- **Records for this task**:
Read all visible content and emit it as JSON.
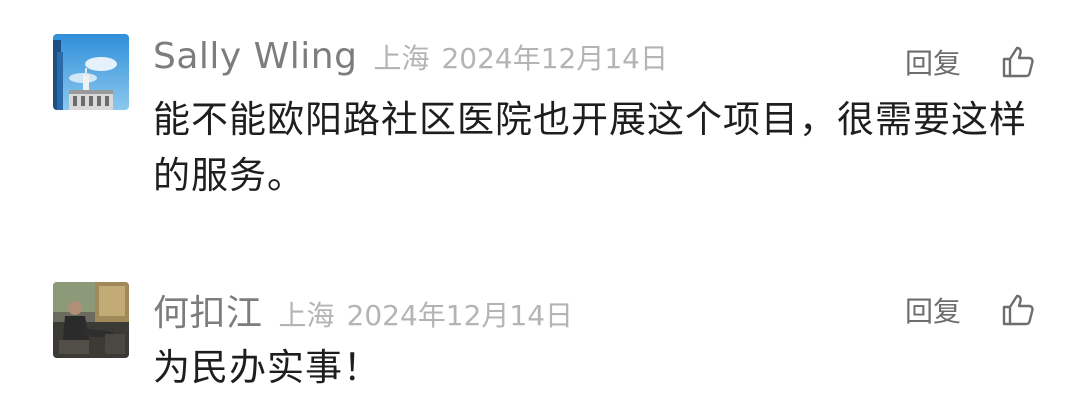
{
  "comments": [
    {
      "nickname": "Sally   Wling",
      "location": "上海",
      "date": "2024年12月14日",
      "reply_label": "回复",
      "text": "能不能欧阳路社区医院也开展这个项目，很需要这样的服务。",
      "like_icon": "thumbs-up-icon"
    },
    {
      "nickname": "何扣江",
      "location": "上海",
      "date": "2024年12月14日",
      "reply_label": "回复",
      "text": "为民办实事！",
      "like_icon": "thumbs-up-icon"
    }
  ],
  "colors": {
    "nickname": "#7d7d7d",
    "meta": "#b4b4b4",
    "body": "#1e1e1e",
    "action": "#6e6e6e"
  }
}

- **Short exercise**: Note each line of the entries that has "nickname" in it, and copy those lines.

- **Right answer**:
      "nickname": "Sally   Wling",
      "nickname": "何扣江",
    "nickname": "#7d7d7d",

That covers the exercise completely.